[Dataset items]
-- Begin --

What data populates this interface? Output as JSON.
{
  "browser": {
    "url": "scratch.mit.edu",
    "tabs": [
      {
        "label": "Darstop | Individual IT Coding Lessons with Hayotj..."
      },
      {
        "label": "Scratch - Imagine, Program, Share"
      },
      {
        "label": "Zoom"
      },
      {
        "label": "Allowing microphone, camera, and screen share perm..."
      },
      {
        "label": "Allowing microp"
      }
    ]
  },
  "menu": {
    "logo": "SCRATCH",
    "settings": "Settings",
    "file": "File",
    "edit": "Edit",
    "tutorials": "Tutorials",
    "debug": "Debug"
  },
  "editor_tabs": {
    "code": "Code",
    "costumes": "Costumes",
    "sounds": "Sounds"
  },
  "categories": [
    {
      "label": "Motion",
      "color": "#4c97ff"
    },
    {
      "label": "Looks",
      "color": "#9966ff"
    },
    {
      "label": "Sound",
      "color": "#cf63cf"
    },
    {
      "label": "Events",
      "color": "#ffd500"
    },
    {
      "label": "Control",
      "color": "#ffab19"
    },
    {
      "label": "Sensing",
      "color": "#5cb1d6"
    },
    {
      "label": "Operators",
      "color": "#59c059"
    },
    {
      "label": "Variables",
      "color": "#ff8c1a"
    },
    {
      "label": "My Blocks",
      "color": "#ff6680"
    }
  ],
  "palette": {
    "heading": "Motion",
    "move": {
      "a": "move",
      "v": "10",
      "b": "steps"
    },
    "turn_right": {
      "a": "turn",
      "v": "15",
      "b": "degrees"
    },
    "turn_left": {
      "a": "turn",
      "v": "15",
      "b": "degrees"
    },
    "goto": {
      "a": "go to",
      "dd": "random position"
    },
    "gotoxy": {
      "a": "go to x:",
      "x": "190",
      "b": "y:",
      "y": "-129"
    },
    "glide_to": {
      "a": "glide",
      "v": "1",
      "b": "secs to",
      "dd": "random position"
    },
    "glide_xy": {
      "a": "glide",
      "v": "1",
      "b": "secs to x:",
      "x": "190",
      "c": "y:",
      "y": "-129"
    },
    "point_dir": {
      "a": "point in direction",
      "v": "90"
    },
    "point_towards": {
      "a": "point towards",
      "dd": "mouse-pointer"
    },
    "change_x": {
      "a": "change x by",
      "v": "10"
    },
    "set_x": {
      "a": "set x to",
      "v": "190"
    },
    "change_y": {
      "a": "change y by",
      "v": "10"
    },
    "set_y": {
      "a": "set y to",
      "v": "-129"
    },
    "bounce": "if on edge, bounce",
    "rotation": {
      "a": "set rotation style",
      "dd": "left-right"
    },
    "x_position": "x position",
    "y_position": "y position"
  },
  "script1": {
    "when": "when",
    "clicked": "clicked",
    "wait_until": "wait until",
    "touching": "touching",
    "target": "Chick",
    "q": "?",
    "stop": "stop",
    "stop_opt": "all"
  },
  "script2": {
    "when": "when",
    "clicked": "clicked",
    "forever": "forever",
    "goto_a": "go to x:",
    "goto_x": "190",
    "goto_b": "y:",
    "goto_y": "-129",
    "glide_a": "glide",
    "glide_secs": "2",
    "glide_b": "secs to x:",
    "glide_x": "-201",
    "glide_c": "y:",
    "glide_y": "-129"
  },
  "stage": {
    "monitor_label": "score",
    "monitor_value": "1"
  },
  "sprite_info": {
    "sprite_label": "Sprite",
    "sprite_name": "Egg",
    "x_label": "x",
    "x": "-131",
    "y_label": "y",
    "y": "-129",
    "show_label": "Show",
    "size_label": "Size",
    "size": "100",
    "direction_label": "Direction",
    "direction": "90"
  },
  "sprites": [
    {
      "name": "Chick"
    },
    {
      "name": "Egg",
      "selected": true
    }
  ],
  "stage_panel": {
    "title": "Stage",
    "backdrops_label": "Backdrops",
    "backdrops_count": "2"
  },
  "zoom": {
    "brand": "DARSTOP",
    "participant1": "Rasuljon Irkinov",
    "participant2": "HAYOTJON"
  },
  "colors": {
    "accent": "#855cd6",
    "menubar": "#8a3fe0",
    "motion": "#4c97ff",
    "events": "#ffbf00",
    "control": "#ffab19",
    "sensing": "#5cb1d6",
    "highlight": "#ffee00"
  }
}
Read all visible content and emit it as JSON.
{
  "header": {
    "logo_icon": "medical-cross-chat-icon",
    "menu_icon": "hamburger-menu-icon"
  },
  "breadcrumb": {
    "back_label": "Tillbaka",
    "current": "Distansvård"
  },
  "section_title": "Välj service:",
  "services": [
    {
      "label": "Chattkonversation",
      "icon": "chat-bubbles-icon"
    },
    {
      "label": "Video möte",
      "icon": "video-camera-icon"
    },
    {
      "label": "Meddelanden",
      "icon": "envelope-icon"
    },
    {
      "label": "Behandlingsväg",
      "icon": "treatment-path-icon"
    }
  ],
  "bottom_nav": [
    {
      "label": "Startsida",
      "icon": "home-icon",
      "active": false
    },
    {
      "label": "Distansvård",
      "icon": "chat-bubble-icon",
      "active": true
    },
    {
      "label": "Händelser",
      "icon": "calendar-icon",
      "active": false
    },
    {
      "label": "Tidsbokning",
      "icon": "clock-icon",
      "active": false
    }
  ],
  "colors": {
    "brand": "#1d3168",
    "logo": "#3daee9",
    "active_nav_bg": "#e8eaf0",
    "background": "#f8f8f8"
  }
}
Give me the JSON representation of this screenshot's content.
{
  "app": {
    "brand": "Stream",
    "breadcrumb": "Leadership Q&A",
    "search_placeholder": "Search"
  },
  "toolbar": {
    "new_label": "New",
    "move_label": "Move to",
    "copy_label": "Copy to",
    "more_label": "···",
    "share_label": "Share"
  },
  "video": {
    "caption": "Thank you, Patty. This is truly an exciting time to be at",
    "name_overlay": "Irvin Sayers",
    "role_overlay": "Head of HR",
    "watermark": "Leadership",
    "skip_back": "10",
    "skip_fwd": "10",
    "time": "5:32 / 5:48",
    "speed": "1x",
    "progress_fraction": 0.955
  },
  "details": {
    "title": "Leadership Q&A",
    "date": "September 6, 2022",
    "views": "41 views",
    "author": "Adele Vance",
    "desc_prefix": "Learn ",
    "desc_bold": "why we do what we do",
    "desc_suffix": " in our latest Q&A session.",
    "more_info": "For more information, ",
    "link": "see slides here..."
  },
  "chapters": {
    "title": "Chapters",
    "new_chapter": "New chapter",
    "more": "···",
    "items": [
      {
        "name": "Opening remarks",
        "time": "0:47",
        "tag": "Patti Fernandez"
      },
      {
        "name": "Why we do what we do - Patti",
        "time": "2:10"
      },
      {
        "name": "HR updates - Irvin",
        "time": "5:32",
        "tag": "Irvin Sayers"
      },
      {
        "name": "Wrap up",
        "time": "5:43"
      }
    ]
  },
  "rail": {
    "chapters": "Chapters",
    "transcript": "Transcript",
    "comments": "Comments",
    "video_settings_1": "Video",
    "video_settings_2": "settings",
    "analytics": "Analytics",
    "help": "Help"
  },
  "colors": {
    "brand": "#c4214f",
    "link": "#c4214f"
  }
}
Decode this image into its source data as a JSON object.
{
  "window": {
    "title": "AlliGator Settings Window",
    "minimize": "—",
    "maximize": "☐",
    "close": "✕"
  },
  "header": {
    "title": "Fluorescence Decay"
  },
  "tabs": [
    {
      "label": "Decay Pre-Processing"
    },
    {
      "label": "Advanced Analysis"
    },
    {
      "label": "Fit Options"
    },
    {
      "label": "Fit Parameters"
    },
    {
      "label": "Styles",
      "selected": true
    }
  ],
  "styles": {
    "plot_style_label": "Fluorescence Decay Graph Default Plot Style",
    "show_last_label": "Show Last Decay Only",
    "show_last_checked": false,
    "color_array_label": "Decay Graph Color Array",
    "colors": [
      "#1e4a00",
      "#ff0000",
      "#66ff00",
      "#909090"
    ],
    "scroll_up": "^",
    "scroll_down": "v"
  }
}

-- End --

● Task to carry out: Filter the entries down to the lines with the word "Decay" in them.

● Answer to the task:
    "title": "Fluorescence Decay"
      "label": "Decay Pre-Processing"
    "plot_style_label": "Fluorescence Decay Graph Default Plot Style",
    "show_last_label": "Show Last Decay Only",
    "color_array_label": "Decay Graph Color Array",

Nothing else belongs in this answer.